- SHORT TASK -
In the rows below, render the lines from the line containing "plot-frame — [82, 6, 604, 423]" through the line containing "y-tick-label: -14,00 — [44, 382, 74, 394]" as a Markdown table with the columns Number and Line. Give each line its number and leave out any blank lines.

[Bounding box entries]

* * * * *

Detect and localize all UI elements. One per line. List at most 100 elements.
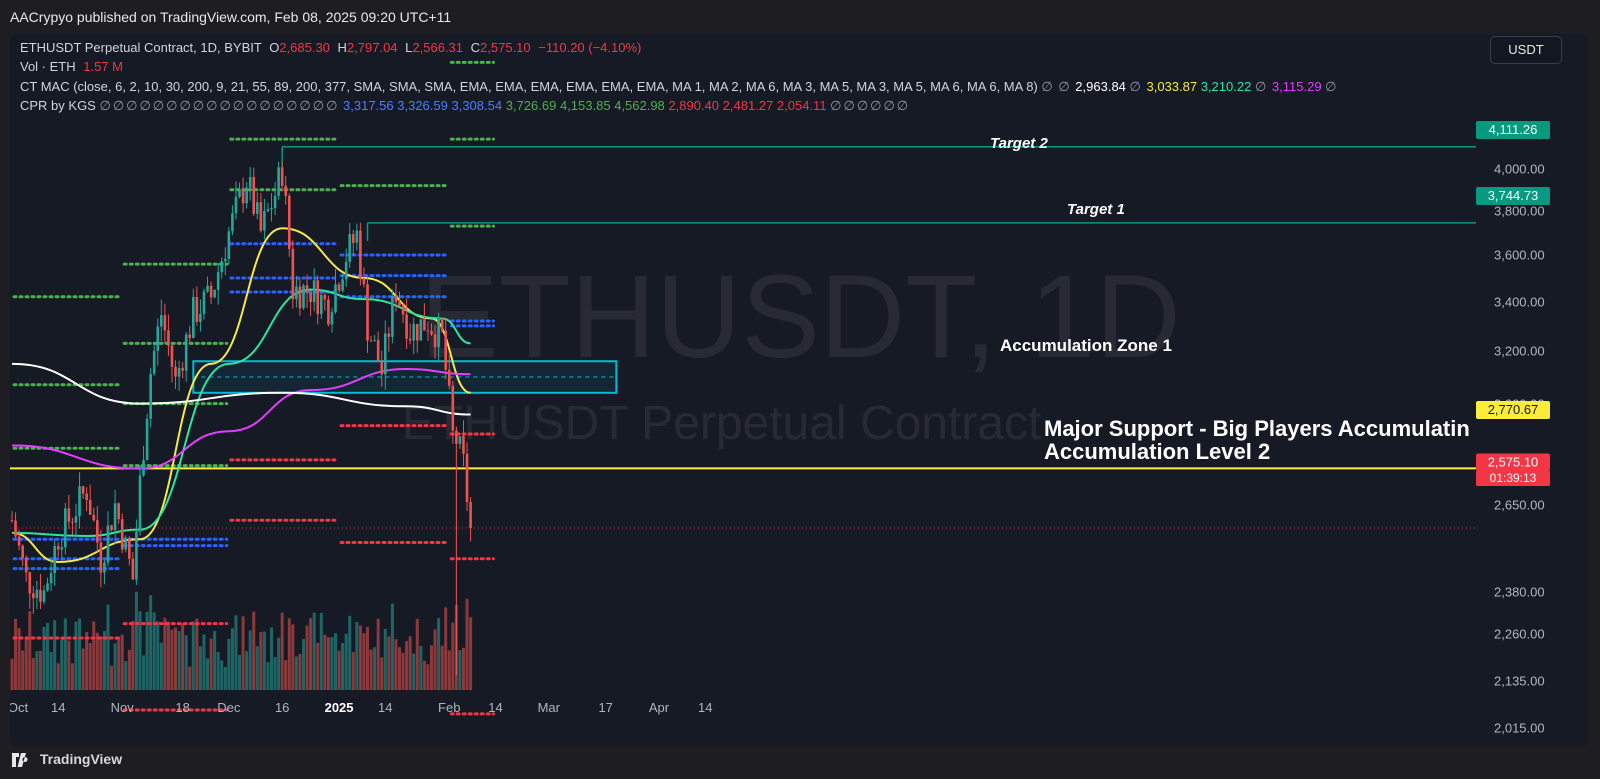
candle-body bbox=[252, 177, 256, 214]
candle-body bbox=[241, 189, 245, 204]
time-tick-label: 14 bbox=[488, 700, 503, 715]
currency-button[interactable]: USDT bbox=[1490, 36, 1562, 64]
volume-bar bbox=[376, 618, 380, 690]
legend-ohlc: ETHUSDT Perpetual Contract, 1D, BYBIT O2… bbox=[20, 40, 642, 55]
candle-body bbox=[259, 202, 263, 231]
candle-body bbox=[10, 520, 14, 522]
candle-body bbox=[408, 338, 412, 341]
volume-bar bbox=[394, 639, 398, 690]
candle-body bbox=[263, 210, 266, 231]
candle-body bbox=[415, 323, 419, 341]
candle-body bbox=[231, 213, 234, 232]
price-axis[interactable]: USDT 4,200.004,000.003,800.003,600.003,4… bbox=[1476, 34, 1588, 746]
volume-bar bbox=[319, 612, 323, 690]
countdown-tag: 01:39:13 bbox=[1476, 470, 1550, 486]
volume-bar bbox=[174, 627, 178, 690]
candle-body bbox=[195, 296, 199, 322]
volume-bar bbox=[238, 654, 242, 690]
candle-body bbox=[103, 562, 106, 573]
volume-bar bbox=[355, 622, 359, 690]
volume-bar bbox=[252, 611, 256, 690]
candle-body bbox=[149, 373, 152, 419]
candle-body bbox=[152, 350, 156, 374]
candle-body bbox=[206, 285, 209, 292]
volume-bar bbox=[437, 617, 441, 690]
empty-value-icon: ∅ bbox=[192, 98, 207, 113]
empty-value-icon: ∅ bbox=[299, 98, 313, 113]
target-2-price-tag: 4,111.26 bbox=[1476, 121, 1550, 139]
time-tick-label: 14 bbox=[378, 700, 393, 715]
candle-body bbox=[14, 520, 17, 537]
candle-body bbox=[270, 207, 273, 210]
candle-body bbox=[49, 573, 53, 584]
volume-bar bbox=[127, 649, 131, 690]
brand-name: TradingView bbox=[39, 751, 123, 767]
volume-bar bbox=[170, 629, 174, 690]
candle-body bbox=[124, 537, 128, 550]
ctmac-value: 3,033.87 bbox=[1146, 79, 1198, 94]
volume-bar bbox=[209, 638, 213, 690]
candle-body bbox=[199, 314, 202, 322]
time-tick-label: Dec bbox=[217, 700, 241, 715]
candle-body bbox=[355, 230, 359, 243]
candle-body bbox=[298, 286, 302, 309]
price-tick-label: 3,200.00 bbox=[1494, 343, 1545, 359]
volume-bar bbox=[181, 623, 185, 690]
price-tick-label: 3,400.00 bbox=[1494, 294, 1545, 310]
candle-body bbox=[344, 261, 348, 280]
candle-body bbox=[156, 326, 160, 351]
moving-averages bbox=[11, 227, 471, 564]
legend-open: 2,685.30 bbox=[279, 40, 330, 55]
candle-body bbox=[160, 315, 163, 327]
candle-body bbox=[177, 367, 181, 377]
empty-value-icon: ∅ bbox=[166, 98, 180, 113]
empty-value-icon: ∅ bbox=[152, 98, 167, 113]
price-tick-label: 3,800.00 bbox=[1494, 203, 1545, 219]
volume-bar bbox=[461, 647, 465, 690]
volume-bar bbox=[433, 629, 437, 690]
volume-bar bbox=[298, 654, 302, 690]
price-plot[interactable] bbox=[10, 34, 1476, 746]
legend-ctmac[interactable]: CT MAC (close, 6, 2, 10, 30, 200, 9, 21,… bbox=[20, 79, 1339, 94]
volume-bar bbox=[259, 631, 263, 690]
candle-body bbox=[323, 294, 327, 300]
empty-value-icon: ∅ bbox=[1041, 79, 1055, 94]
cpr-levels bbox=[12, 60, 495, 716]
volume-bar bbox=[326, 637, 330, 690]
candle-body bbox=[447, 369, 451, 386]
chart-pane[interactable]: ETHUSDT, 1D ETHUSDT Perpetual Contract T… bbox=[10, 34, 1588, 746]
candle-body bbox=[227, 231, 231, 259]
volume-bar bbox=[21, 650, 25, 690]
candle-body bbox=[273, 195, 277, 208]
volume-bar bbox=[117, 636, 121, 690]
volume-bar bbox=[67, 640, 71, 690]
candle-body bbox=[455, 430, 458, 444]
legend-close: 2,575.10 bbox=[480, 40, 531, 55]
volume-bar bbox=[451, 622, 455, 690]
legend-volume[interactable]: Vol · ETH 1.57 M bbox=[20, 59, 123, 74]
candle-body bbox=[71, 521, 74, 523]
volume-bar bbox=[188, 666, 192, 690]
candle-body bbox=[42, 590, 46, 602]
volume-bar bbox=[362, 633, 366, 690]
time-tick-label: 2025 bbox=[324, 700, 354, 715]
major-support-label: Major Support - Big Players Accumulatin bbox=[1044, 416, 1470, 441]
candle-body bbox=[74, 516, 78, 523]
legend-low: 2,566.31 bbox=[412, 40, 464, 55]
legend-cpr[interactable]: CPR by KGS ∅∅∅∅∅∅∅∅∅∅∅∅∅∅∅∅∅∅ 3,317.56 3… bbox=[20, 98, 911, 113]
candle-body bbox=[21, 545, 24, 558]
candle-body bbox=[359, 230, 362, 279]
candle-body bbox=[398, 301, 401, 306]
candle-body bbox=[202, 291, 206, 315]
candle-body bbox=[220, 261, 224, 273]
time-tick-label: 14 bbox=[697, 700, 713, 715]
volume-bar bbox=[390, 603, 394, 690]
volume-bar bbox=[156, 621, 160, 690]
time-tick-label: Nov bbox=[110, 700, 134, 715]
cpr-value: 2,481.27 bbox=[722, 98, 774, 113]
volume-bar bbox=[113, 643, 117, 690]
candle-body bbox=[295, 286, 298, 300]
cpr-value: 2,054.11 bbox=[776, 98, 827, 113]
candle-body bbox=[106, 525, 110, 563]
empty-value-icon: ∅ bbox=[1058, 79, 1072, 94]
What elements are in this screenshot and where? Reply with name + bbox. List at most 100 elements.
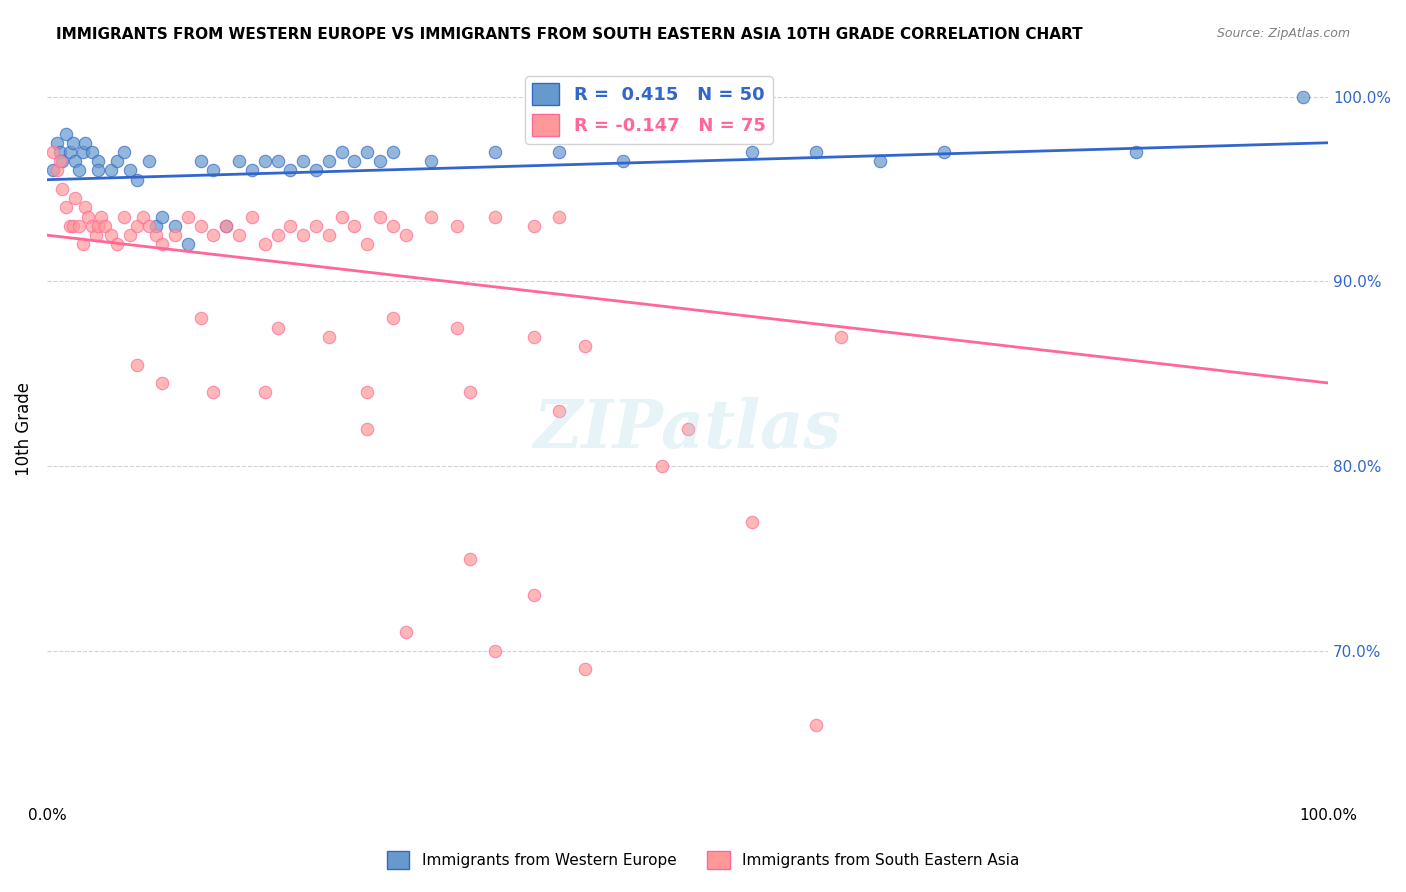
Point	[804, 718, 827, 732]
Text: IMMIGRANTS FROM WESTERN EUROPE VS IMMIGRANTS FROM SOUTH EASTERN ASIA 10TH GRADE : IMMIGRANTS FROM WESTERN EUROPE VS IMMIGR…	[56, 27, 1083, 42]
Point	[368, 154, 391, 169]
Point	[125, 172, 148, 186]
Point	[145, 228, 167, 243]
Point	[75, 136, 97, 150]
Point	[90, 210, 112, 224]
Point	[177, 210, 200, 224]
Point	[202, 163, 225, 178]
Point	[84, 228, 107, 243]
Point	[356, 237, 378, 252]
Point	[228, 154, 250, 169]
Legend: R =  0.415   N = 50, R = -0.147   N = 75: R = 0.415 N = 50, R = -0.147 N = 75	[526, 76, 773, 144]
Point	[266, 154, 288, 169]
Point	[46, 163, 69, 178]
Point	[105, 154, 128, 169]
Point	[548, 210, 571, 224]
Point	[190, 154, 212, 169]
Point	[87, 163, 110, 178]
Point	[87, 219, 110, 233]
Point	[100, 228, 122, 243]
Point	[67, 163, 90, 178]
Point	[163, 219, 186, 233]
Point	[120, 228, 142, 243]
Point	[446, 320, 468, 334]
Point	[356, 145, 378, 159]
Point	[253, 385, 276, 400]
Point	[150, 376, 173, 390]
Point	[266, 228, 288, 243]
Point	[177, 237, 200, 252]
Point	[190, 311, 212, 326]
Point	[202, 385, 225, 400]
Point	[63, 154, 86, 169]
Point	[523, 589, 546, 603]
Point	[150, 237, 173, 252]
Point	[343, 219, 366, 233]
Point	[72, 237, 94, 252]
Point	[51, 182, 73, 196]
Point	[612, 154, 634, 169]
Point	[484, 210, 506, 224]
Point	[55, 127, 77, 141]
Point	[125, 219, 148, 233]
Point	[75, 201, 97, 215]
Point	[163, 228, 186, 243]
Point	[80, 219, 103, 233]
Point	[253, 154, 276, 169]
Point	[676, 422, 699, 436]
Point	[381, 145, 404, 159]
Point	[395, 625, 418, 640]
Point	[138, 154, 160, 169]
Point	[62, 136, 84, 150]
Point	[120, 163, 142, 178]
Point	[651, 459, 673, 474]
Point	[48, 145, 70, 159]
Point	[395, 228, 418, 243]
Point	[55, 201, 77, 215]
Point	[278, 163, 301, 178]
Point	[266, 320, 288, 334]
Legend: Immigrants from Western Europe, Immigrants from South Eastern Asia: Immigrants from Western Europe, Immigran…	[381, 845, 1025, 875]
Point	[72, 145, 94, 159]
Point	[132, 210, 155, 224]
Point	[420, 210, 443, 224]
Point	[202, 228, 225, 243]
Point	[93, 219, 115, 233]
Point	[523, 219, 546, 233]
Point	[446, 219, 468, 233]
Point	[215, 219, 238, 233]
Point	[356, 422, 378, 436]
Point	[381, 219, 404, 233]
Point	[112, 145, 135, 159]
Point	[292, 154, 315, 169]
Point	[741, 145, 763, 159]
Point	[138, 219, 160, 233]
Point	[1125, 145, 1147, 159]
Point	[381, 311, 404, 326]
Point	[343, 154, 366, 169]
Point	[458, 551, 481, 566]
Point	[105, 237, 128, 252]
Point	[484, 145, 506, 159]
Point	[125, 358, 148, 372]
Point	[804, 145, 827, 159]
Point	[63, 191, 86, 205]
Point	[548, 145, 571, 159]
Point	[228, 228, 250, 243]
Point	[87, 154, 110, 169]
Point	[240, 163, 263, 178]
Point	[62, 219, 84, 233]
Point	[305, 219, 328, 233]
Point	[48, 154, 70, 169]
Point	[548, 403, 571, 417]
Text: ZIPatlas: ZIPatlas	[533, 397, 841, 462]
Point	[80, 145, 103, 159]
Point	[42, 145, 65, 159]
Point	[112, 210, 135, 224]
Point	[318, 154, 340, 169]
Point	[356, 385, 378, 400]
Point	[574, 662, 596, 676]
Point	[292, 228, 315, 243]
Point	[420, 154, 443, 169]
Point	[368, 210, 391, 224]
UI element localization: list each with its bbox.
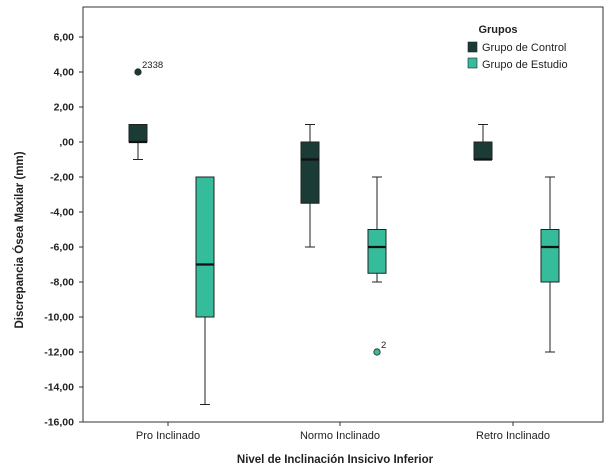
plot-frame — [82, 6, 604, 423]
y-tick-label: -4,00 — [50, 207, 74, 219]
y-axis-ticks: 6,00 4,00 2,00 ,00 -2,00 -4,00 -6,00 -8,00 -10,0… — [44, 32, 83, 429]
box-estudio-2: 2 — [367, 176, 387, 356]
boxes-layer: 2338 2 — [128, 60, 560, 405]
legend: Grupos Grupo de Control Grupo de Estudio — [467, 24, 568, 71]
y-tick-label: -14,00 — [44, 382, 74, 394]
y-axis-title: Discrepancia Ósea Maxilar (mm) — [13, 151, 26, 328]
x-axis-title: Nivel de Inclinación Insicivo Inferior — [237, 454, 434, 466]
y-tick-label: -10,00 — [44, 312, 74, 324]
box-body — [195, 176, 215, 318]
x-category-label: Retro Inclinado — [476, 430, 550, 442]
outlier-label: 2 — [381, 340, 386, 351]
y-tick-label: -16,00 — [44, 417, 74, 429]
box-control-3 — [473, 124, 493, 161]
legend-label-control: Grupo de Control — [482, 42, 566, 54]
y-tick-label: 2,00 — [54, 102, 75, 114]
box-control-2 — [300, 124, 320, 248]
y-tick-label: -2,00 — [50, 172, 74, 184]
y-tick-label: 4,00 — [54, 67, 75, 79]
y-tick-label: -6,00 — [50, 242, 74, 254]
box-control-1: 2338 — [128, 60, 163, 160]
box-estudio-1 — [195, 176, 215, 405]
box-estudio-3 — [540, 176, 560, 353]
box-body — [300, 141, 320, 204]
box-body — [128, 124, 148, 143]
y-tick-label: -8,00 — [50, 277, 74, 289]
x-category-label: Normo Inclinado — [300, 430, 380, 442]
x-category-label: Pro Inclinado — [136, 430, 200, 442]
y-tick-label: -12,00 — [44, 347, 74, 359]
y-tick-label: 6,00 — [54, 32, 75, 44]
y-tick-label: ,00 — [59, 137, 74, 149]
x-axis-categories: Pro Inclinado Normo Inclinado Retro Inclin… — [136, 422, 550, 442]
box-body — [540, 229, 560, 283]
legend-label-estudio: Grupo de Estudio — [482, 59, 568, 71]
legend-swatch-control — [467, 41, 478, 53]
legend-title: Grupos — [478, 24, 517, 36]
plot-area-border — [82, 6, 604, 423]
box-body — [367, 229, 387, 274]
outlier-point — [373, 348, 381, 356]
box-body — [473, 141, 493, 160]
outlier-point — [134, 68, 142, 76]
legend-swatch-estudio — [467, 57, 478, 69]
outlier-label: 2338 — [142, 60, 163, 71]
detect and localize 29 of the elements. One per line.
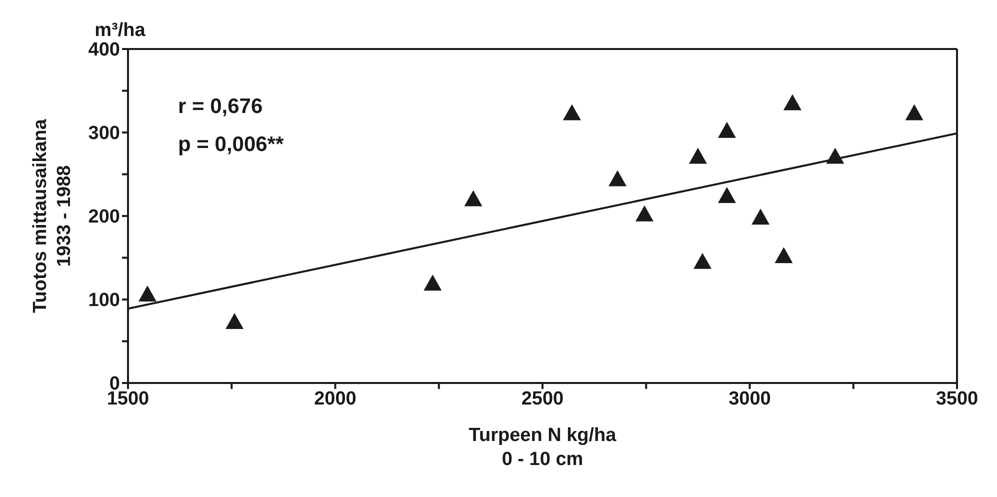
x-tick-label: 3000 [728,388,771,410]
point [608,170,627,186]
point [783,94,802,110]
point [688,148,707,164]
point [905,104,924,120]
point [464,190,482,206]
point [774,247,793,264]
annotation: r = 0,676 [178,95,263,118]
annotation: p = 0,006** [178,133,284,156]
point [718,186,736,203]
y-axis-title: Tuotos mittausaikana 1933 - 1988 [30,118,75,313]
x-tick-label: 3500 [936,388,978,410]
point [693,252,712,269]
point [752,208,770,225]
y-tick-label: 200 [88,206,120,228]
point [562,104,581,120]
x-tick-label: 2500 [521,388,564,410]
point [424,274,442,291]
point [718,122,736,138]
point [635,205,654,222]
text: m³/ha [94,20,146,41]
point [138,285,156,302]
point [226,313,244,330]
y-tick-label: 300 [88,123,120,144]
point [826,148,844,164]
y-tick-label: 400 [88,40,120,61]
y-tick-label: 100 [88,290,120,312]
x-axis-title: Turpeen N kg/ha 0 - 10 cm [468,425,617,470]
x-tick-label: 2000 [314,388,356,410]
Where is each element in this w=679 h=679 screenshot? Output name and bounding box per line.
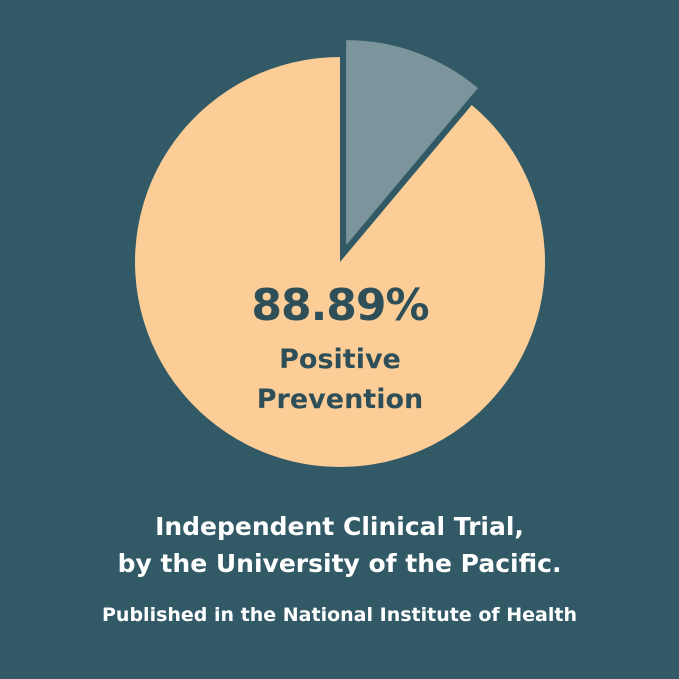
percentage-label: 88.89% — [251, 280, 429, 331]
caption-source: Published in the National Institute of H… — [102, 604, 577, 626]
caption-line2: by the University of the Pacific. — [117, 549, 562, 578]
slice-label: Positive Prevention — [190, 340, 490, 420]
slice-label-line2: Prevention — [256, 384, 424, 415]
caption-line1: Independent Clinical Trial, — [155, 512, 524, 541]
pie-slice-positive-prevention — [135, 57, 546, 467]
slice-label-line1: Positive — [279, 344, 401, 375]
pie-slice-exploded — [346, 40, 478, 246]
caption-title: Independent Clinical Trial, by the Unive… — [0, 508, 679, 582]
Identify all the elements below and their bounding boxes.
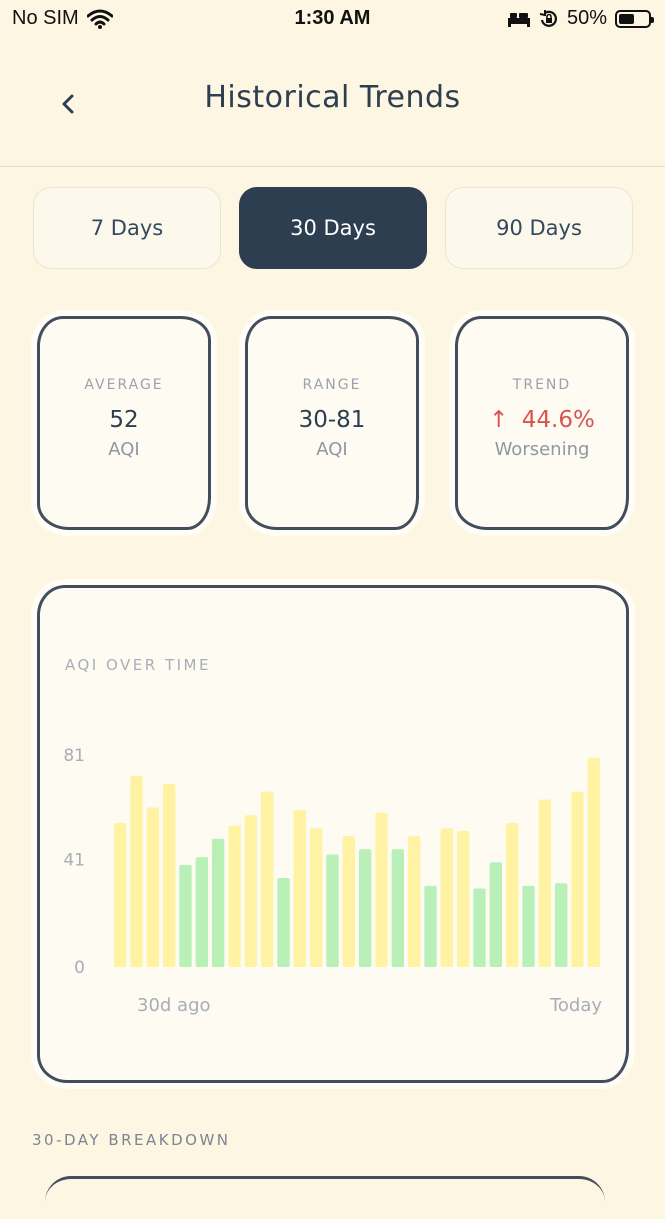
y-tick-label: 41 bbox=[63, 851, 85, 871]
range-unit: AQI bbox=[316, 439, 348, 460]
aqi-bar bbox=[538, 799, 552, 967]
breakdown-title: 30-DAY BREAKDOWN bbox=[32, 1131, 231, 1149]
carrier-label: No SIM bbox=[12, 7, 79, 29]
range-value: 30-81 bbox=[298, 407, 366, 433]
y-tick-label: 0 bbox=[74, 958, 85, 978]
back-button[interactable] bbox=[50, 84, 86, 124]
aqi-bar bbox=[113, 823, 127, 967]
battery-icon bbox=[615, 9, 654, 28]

* * * * *

- EXERCISE RESPONSE -
| Number | Line |
|---|---|
| 1 | plot-frame — [82, 6, 604, 423] |
| 2 | y-tick-label: -4,00 — [50, 207, 74, 219] |
| 3 | y-axis-ticks: 6,00 4,00 2,00 ,00 -2,00 -4,00 -6,00 -8,00 -10,0… — [44, 32, 83, 429] |
| 4 | box-estudio-2: 2 — [367, 176, 387, 356] |
| 5 | boxes-layer: 2338 2 — [128, 60, 560, 405] |
| 6 | legend: Grupos Grupo de Control Grupo de Estudio — [467, 24, 568, 71] |
| 7 | y-tick-label: -14,00 — [44, 382, 74, 394] |